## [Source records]

■ ■ ■ ■

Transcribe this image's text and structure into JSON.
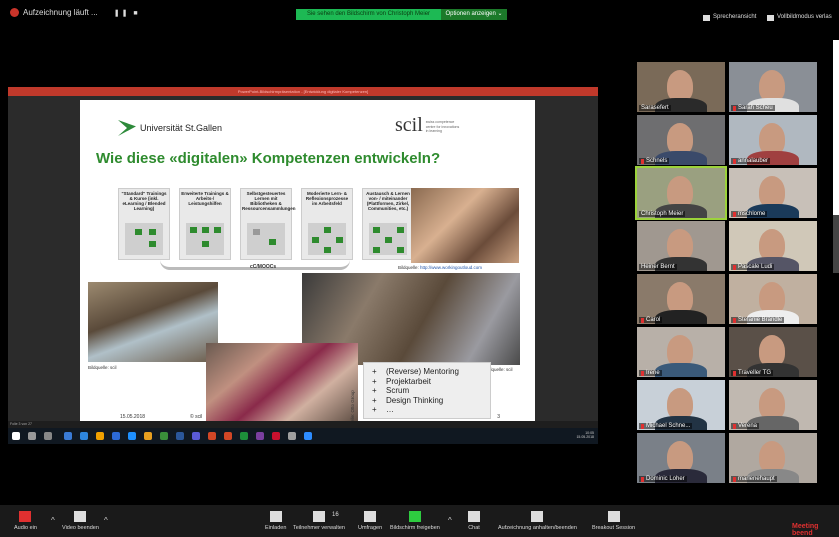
{
  "topbar": {
    "recording": "Aufzeichnung läuft ...",
    "recording_controls": "❚❚ ■",
    "share_banner": "Sie sehen den Bildschirm von Christoph Meier",
    "options_button": "Optionen anzeigen ⌄",
    "speaker_view": "Sprecheransicht",
    "fullscreen": "Vollbildmodus verlas"
  },
  "ppt": {
    "window_title": "PowerPoint-Bildschirmpräsentation - [Entwicklung digitaler Kompetenzen]",
    "status": "Folie 3 von 27",
    "clock_time": "10:05",
    "clock_date": "15.05.2018"
  },
  "slide": {
    "hsg_name": "Universität St.Gallen",
    "scil_word": "scil",
    "scil_sub": "swiss competence centre for innovations in learning",
    "heading": "Wie diese «digitalen» Kompetenzen entwickeln?",
    "boxes": [
      "\"Standard\" Trainings & Kurse (inkl. eLearning / Blended Learning)",
      "Erweiterte Trainings & Arbeits-/ Leistungshilfen",
      "Selbstgesteuertes Lernen mit Bibliotheken & Ressourcensammlungen",
      "Moderierte Lern- & Reflexionsprozesse im Arbeitsfeld",
      "Austausch & Lernen von- / miteinander (Plattformen, Zirkel, Communities, etc.)"
    ],
    "mooc_label": "cC/MOOCs",
    "caption_top_prefix": "Bildquelle:",
    "caption_top_link": "http://www.workingoutloud.com",
    "caption_right": "Bildquelle: scil",
    "caption_left": "Bildquelle: scil",
    "quelle": "Quelle: Otto Group",
    "list": [
      "(Reverse) Mentoring",
      "Projektarbeit",
      "Scrum",
      "Design Thinking",
      "…"
    ],
    "list_bullet": "+",
    "footer_date": "15.05.2018",
    "footer_copy": "© scil",
    "footer_page": "3"
  },
  "participants": [
    {
      "name": "Sarasefert"
    },
    {
      "name": "Sarah Scheu"
    },
    {
      "name": "Schnels"
    },
    {
      "name": "annalauber"
    },
    {
      "name": "Christoph Meier"
    },
    {
      "name": "mschlome"
    },
    {
      "name": "Heiner Bernt"
    },
    {
      "name": "Pascale Ludi"
    },
    {
      "name": "Carol"
    },
    {
      "name": "Stefanie Brändle"
    },
    {
      "name": "Irene"
    },
    {
      "name": "Traveller TG"
    },
    {
      "name": "Michael Schne..."
    },
    {
      "name": "Verena"
    },
    {
      "name": "Dominic Loher"
    },
    {
      "name": "marlenehaupt"
    }
  ],
  "bottombar": {
    "audio": "Audio ein",
    "video": "Video beenden",
    "invite": "Einladen",
    "participants": "Teilnehmer verwalten",
    "participants_count": "16",
    "polls": "Umfragen",
    "share": "Bildschirm freigeben",
    "chat": "Chat",
    "recording": "Aufzeichnung anhalten/beenden",
    "breakout": "Breakout Session",
    "end": "Meeting beend"
  },
  "colors": {
    "accent_green": "#1db954",
    "slide_heading": "#2e8b2e",
    "end_red": "#e03030"
  }
}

■ ■ ■ ■

## [JOB]
Write out the full set of lines verbatim, without the pictures.

## [OUTPUT FOR THIS EXERCISE]
Transcribe this image's text and structure into JSON.
{
  "topbar": {
    "recording": "Aufzeichnung läuft ...",
    "recording_controls": "❚❚ ■",
    "share_banner": "Sie sehen den Bildschirm von Christoph Meier",
    "options_button": "Optionen anzeigen ⌄",
    "speaker_view": "Sprecheransicht",
    "fullscreen": "Vollbildmodus verlas"
  },
  "ppt": {
    "window_title": "PowerPoint-Bildschirmpräsentation - [Entwicklung digitaler Kompetenzen]",
    "status": "Folie 3 von 27",
    "clock_time": "10:05",
    "clock_date": "15.05.2018"
  },
  "slide": {
    "hsg_name": "Universität St.Gallen",
    "scil_word": "scil",
    "scil_sub": "swiss competence centre for innovations in learning",
    "heading": "Wie diese «digitalen» Kompetenzen entwickeln?",
    "boxes": [
      "\"Standard\" Trainings & Kurse (inkl. eLearning / Blended Learning)",
      "Erweiterte Trainings & Arbeits-/ Leistungshilfen",
      "Selbstgesteuertes Lernen mit Bibliotheken & Ressourcensammlungen",
      "Moderierte Lern- & Reflexionsprozesse im Arbeitsfeld",
      "Austausch & Lernen von- / miteinander (Plattformen, Zirkel, Communities, etc.)"
    ],
    "mooc_label": "cC/MOOCs",
    "caption_top_prefix": "Bildquelle:",
    "caption_top_link": "http://www.workingoutloud.com",
    "caption_right": "Bildquelle: scil",
    "caption_left": "Bildquelle: scil",
    "quelle": "Quelle: Otto Group",
    "list": [
      "(Reverse) Mentoring",
      "Projektarbeit",
      "Scrum",
      "Design Thinking",
      "…"
    ],
    "list_bullet": "+",
    "footer_date": "15.05.2018",
    "footer_copy": "© scil",
    "footer_page": "3"
  },
  "participants": [
    {
      "name": "Sarasefert"
    },
    {
      "name": "Sarah Scheu"
    },
    {
      "name": "Schnels"
    },
    {
      "name": "annalauber"
    },
    {
      "name": "Christoph Meier"
    },
    {
      "name": "mschlome"
    },
    {
      "name": "Heiner Bernt"
    },
    {
      "name": "Pascale Ludi"
    },
    {
      "name": "Carol"
    },
    {
      "name": "Stefanie Brändle"
    },
    {
      "name": "Irene"
    },
    {
      "name": "Traveller TG"
    },
    {
      "name": "Michael Schne..."
    },
    {
      "name": "Verena"
    },
    {
      "name": "Dominic Loher"
    },
    {
      "name": "marlenehaupt"
    }
  ],
  "bottombar": {
    "audio": "Audio ein",
    "video": "Video beenden",
    "invite": "Einladen",
    "participants": "Teilnehmer verwalten",
    "participants_count": "16",
    "polls": "Umfragen",
    "share": "Bildschirm freigeben",
    "chat": "Chat",
    "recording": "Aufzeichnung anhalten/beenden",
    "breakout": "Breakout Session",
    "end": "Meeting beend"
  },
  "colors": {
    "accent_green": "#1db954",
    "slide_heading": "#2e8b2e",
    "end_red": "#e03030"
  }
}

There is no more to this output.